Assemble all lines in which the string "mean" appears.

Dataset items:
◆ ◆ ◆ ◆
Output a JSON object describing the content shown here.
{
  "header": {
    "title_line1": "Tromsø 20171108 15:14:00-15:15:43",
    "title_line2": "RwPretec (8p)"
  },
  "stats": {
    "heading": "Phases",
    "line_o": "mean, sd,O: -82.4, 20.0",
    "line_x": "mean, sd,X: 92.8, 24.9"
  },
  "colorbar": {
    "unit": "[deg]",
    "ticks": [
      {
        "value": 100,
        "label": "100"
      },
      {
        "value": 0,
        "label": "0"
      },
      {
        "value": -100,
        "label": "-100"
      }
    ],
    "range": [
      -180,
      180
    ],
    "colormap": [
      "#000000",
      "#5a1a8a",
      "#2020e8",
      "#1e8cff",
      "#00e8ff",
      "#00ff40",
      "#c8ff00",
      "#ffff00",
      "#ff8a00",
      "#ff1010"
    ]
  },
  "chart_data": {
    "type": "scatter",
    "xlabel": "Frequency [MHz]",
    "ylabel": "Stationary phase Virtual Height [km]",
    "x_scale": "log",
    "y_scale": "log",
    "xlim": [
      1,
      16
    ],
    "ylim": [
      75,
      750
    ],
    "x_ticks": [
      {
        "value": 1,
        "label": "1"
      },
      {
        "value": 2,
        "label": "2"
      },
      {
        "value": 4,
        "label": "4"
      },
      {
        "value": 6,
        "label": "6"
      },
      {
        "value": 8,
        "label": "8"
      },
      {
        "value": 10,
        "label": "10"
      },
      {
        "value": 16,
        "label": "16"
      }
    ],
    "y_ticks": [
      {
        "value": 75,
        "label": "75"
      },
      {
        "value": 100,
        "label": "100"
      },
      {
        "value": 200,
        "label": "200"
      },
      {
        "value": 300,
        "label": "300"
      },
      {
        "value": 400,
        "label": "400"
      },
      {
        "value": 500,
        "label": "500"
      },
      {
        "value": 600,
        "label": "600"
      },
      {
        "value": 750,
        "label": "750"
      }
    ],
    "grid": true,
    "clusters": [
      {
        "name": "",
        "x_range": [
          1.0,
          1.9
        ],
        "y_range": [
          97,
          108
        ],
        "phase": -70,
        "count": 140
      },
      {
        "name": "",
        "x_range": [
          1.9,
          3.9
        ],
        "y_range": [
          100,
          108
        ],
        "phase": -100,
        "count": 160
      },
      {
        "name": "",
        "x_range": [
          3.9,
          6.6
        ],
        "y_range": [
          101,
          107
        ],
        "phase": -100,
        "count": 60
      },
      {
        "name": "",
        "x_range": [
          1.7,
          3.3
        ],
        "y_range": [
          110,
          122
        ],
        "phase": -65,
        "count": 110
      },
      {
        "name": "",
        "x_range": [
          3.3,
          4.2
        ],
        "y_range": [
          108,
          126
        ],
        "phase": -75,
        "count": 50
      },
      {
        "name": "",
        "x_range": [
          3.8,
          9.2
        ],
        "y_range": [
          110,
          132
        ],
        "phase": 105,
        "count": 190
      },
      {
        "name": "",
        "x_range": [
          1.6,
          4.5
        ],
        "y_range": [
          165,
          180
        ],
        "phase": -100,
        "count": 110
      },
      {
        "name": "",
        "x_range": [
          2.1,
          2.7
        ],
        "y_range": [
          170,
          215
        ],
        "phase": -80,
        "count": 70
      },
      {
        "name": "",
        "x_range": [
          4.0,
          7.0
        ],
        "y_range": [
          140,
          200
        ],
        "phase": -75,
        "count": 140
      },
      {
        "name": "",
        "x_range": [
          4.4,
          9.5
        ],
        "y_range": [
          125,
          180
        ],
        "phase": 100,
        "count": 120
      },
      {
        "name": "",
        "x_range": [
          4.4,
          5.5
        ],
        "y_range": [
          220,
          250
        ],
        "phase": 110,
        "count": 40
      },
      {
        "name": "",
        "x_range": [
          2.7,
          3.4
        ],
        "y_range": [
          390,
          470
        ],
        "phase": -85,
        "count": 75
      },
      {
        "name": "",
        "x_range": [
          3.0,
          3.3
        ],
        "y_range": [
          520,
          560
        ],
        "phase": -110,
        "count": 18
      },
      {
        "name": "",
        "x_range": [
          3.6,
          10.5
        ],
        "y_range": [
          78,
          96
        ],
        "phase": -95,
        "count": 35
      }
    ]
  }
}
◆ ◆ ◆ ◆
RESULT FOR THIS TASK:
    "line_o": "mean, sd,O: -82.4, 20.0",
    "line_x": "mean, sd,X: 92.8, 24.9"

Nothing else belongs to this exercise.